■ **DATA SHOWN**:
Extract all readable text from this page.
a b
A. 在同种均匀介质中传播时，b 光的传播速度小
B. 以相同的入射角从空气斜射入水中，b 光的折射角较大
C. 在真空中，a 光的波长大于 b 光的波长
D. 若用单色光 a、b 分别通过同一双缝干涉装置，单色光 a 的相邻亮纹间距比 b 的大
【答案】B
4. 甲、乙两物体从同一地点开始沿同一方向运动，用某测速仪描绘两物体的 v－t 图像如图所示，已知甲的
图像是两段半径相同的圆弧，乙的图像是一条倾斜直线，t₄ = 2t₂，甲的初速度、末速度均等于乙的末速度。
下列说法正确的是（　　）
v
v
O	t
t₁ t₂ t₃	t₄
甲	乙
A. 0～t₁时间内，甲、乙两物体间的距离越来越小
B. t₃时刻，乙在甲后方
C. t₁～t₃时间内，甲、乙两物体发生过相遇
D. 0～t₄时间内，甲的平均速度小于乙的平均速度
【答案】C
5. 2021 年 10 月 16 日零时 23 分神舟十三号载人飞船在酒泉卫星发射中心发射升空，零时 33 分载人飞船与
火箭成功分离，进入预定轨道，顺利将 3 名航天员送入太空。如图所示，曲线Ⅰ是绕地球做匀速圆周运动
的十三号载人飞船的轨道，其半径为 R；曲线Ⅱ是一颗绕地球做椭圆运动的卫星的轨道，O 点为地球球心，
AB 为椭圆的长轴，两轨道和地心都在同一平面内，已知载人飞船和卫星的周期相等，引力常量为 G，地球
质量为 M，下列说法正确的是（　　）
==
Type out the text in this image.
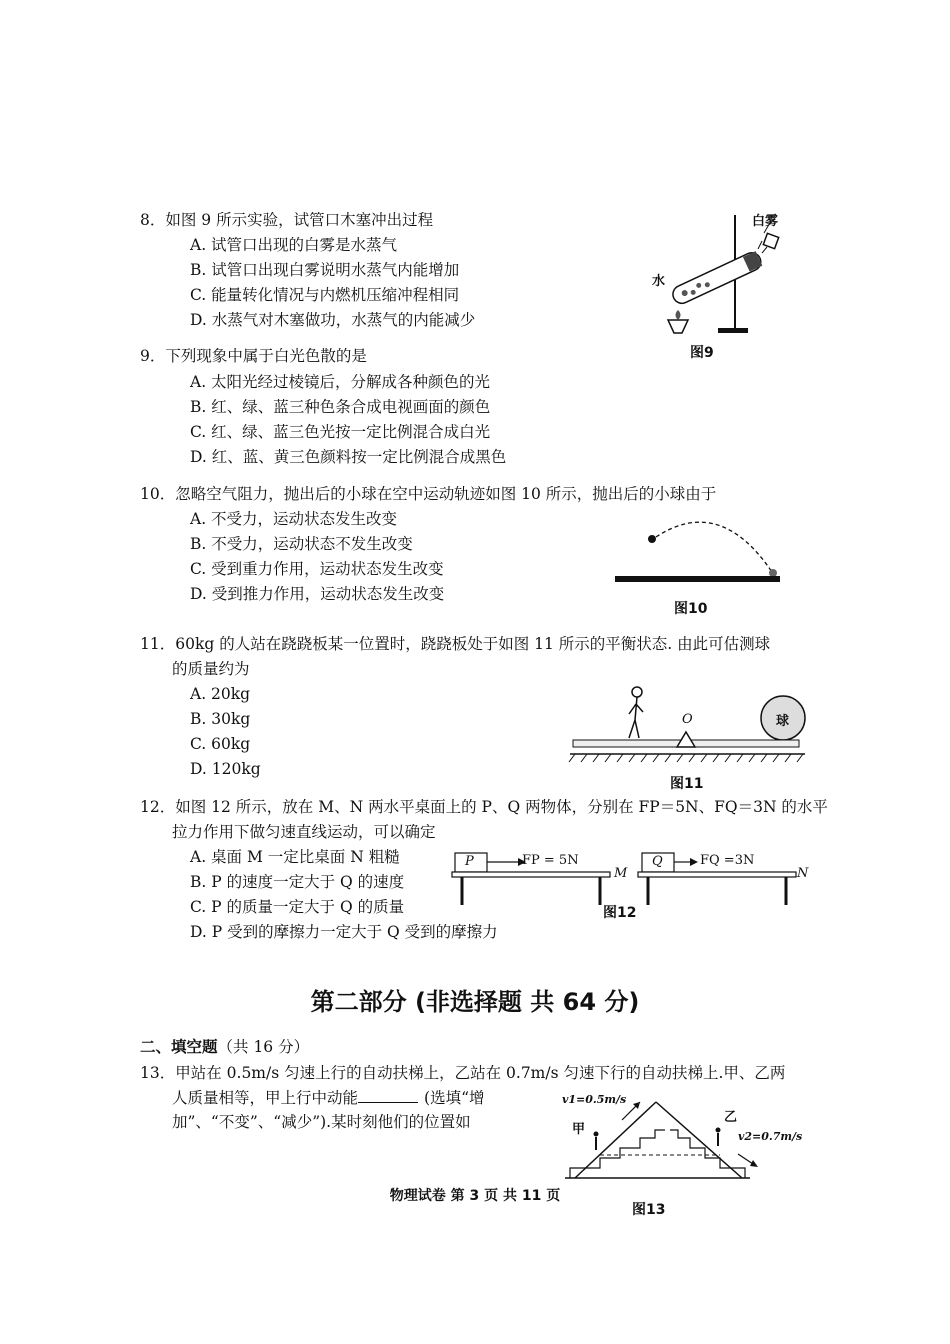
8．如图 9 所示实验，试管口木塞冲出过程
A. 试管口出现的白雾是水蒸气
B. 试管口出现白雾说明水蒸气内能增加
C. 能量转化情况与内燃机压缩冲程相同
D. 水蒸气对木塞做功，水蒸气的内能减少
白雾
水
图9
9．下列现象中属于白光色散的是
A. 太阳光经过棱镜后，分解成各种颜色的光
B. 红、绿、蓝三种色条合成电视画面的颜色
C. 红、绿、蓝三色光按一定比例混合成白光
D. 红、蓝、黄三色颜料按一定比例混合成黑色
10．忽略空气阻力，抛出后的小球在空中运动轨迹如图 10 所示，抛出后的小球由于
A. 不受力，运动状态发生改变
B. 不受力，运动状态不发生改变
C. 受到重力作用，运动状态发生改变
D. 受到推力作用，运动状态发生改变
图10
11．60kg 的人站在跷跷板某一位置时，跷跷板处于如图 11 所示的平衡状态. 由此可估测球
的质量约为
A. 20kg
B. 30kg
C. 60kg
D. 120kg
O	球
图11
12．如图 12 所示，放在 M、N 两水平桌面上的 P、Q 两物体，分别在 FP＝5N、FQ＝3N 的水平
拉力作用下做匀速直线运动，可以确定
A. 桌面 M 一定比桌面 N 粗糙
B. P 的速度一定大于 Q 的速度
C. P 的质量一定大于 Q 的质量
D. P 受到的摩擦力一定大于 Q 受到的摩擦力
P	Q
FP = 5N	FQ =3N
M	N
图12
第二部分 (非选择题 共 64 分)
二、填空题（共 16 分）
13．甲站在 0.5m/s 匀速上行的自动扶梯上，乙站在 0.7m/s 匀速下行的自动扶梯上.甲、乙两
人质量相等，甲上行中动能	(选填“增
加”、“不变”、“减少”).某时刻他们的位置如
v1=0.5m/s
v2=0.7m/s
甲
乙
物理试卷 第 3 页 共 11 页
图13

■ **TO BE DONE**: Using the listing above, say how many of its lines contain the string "运动状态发生改变", giving nothing but the figure.

■ **TASK OUTPUT**: 3